--- START OF Available data ---

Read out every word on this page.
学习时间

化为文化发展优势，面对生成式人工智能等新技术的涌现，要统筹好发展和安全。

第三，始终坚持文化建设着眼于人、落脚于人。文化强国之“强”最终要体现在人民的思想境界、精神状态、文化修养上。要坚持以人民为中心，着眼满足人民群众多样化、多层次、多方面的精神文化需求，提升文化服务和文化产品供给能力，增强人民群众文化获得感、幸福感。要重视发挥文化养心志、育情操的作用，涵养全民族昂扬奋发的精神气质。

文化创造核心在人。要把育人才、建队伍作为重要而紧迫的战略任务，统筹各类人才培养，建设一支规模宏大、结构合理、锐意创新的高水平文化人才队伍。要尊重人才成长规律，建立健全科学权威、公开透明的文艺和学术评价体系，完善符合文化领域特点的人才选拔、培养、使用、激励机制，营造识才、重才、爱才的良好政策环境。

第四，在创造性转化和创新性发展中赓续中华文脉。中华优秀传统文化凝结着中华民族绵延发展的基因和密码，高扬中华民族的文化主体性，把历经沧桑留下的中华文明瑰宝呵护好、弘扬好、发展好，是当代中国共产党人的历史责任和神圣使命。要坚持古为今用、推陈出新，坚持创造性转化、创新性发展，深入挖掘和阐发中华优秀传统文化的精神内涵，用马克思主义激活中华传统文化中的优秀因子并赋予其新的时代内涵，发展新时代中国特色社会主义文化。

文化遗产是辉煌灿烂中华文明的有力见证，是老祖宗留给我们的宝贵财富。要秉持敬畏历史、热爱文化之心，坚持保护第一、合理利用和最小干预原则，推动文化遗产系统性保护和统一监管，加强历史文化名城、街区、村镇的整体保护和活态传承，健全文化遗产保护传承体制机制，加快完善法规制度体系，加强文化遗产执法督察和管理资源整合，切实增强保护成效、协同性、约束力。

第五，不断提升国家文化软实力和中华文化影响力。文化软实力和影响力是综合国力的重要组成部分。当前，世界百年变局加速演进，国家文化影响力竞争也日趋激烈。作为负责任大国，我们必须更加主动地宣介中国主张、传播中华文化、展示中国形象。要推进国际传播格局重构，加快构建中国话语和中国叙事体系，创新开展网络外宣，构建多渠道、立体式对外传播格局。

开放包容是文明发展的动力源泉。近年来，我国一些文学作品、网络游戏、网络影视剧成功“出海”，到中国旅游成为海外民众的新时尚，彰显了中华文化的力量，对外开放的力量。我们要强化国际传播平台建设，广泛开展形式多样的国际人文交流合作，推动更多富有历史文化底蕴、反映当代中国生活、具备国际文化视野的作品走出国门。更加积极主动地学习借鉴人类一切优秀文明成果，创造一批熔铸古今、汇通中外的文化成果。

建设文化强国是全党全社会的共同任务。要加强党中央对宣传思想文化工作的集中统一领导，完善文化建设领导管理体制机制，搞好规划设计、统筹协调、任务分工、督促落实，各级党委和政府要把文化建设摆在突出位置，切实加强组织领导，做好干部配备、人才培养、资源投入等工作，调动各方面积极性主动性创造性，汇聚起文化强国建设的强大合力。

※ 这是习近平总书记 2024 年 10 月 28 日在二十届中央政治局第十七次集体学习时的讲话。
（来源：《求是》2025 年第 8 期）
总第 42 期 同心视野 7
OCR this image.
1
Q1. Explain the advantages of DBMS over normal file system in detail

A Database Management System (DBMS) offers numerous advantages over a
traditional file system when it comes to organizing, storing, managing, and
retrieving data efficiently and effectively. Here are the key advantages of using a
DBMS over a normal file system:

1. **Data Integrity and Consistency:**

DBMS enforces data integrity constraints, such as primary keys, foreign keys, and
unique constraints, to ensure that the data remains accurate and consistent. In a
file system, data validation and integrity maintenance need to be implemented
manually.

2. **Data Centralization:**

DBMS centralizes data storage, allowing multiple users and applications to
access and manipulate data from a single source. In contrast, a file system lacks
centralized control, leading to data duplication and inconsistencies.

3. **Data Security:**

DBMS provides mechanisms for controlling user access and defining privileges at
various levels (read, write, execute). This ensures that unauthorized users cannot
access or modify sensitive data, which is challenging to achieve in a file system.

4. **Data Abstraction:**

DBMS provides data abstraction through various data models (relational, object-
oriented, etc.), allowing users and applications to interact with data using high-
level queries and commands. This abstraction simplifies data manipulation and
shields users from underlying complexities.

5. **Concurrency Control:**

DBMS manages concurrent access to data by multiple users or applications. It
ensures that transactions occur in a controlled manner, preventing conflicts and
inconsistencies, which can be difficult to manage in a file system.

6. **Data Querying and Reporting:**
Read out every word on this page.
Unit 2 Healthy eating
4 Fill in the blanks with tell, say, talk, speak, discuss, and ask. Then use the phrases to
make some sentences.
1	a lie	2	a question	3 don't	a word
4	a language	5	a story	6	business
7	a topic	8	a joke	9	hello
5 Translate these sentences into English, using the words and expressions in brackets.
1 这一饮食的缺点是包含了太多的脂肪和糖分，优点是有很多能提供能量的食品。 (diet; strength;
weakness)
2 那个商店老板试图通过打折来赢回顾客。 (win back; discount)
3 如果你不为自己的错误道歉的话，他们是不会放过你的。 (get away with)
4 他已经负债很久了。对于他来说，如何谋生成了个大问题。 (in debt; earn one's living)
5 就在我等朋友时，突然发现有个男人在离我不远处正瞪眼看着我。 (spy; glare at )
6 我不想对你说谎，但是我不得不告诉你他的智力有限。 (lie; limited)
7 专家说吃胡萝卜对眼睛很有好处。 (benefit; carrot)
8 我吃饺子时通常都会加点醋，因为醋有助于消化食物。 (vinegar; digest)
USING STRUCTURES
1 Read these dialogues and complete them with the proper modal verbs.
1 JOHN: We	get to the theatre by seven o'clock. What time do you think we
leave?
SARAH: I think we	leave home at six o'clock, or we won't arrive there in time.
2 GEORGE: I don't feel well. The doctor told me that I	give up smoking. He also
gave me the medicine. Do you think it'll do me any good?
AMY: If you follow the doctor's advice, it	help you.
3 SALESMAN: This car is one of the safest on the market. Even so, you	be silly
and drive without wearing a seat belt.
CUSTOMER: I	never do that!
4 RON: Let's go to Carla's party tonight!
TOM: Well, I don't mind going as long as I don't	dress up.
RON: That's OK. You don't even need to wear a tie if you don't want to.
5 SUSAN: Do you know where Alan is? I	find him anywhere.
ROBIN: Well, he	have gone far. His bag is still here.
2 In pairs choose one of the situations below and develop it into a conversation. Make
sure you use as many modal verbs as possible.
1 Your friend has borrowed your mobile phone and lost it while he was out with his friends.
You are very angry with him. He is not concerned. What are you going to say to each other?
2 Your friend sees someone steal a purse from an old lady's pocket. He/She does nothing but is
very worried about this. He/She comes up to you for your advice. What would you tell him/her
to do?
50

--- END OF Available data ---

_Written request_
Retype each record exactly, leaving nothing out.

_Result of this exercise_
Read out every word on this page.
学习时间

化为文化发展优势，面对生成式人工智能等新技术的涌现，要统筹好发展和安全。

第三，始终坚持文化建设着眼于人、落脚于人。文化强国之“强”最终要体现在人民的思想境界、精神状态、文化修养上。要坚持以人民为中心，着眼满足人民群众多样化、多层次、多方面的精神文化需求，提升文化服务和文化产品供给能力，增强人民群众文化获得感、幸福感。要重视发挥文化养心志、育情操的作用，涵养全民族昂扬奋发的精神气质。

文化创造核心在人。要把育人才、建队伍作为重要而紧迫的战略任务，统筹各类人才培养，建设一支规模宏大、结构合理、锐意创新的高水平文化人才队伍。要尊重人才成长规律，建立健全科学权威、公开透明的文艺和学术评价体系，完善符合文化领域特点的人才选拔、培养、使用、激励机制，营造识才、重才、爱才的良好政策环境。

第四，在创造性转化和创新性发展中赓续中华文脉。中华优秀传统文化凝结着中华民族绵延发展的基因和密码，高扬中华民族的文化主体性，把历经沧桑留下的中华文明瑰宝呵护好、弘扬好、发展好，是当代中国共产党人的历史责任和神圣使命。要坚持古为今用、推陈出新，坚持创造性转化、创新性发展，深入挖掘和阐发中华优秀传统文化的精神内涵，用马克思主义激活中华传统文化中的优秀因子并赋予其新的时代内涵，发展新时代中国特色社会主义文化。

文化遗产是辉煌灿烂中华文明的有力见证，是老祖宗留给我们的宝贵财富。要秉持敬畏历史、热爱文化之心，坚持保护第一、合理利用和最小干预原则，推动文化遗产系统性保护和统一监管，加强历史文化名城、街区、村镇的整体保护和活态传承，健全文化遗产保护传承体制机制，加快完善法规制度体系，加强文化遗产执法督察和管理资源整合，切实增强保护成效、协同性、约束力。

第五，不断提升国家文化软实力和中华文化影响力。文化软实力和影响力是综合国力的重要组成部分。当前，世界百年变局加速演进，国家文化影响力竞争也日趋激烈。作为负责任大国，我们必须更加主动地宣介中国主张、传播中华文化、展示中国形象。要推进国际传播格局重构，加快构建中国话语和中国叙事体系，创新开展网络外宣，构建多渠道、立体式对外传播格局。

开放包容是文明发展的动力源泉。近年来，我国一些文学作品、网络游戏、网络影视剧成功“出海”，到中国旅游成为海外民众的新时尚，彰显了中华文化的力量，对外开放的力量。我们要强化国际传播平台建设，广泛开展形式多样的国际人文交流合作，推动更多富有历史文化底蕴、反映当代中国生活、具备国际文化视野的作品走出国门。更加积极主动地学习借鉴人类一切优秀文明成果，创造一批熔铸古今、汇通中外的文化成果。

建设文化强国是全党全社会的共同任务。要加强党中央对宣传思想文化工作的集中统一领导，完善文化建设领导管理体制机制，搞好规划设计、统筹协调、任务分工、督促落实，各级党委和政府要把文化建设摆在突出位置，切实加强组织领导，做好干部配备、人才培养、资源投入等工作，调动各方面积极性主动性创造性，汇聚起文化强国建设的强大合力。

※ 这是习近平总书记 2024 年 10 月 28 日在二十届中央政治局第十七次集体学习时的讲话。
（来源：《求是》2025 年第 8 期）
总第 42 期 同心视野 7
OCR this image.
1
Q1. Explain the advantages of DBMS over normal file system in detail

A Database Management System (DBMS) offers numerous advantages over a
traditional file system when it comes to organizing, storing, managing, and
retrieving data efficiently and effectively. Here are the key advantages of using a
DBMS over a normal file system:

1. **Data Integrity and Consistency:**

DBMS enforces data integrity constraints, such as primary keys, foreign keys, and
unique constraints, to ensure that the data remains accurate and consistent. In a
file system, data validation and integrity maintenance need to be implemented
manually.

2. **Data Centralization:**

DBMS centralizes data storage, allowing multiple users and applications to
access and manipulate data from a single source. In contrast, a file system lacks
centralized control, leading to data duplication and inconsistencies.

3. **Data Security:**

DBMS provides mechanisms for controlling user access and defining privileges at
various levels (read, write, execute). This ensures that unauthorized users cannot
access or modify sensitive data, which is challenging to achieve in a file system.

4. **Data Abstraction:**

DBMS provides data abstraction through various data models (relational, object-
oriented, etc.), allowing users and applications to interact with data using high-
level queries and commands. This abstraction simplifies data manipulation and
shields users from underlying complexities.

5. **Concurrency Control:**

DBMS manages concurrent access to data by multiple users or applications. It
ensures that transactions occur in a controlled manner, preventing conflicts and
inconsistencies, which can be difficult to manage in a file system.

6. **Data Querying and Reporting:**
Read out every word on this page.
Unit 2 Healthy eating
4 Fill in the blanks with tell, say, talk, speak, discuss, and ask. Then use the phrases to
make some sentences.
1	a lie	2	a question	3 don't	a word
4	a language	5	a story	6	business
7	a topic	8	a joke	9	hello
5 Translate these sentences into English, using the words and expressions in brackets.
1 这一饮食的缺点是包含了太多的脂肪和糖分，优点是有很多能提供能量的食品。 (diet; strength;
weakness)
2 那个商店老板试图通过打折来赢回顾客。 (win back; discount)
3 如果你不为自己的错误道歉的话，他们是不会放过你的。 (get away with)
4 他已经负债很久了。对于他来说，如何谋生成了个大问题。 (in debt; earn one's living)
5 就在我等朋友时，突然发现有个男人在离我不远处正瞪眼看着我。 (spy; glare at )
6 我不想对你说谎，但是我不得不告诉你他的智力有限。 (lie; limited)
7 专家说吃胡萝卜对眼睛很有好处。 (benefit; carrot)
8 我吃饺子时通常都会加点醋，因为醋有助于消化食物。 (vinegar; digest)
USING STRUCTURES
1 Read these dialogues and complete them with the proper modal verbs.
1 JOHN: We	get to the theatre by seven o'clock. What time do you think we
leave?
SARAH: I think we	leave home at six o'clock, or we won't arrive there in time.
2 GEORGE: I don't feel well. The doctor told me that I	give up smoking. He also
gave me the medicine. Do you think it'll do me any good?
AMY: If you follow the doctor's advice, it	help you.
3 SALESMAN: This car is one of the safest on the market. Even so, you	be silly
and drive without wearing a seat belt.
CUSTOMER: I	never do that!
4 RON: Let's go to Carla's party tonight!
TOM: Well, I don't mind going as long as I don't	dress up.
RON: That's OK. You don't even need to wear a tie if you don't want to.
5 SUSAN: Do you know where Alan is? I	find him anywhere.
ROBIN: Well, he	have gone far. His bag is still here.
2 In pairs choose one of the situations below and develop it into a conversation. Make
sure you use as many modal verbs as possible.
1 Your friend has borrowed your mobile phone and lost it while he was out with his friends.
You are very angry with him. He is not concerned. What are you going to say to each other?
2 Your friend sees someone steal a purse from an old lady's pocket. He/She does nothing but is
very worried about this. He/She comes up to you for your advice. What would you tell him/her
to do?
50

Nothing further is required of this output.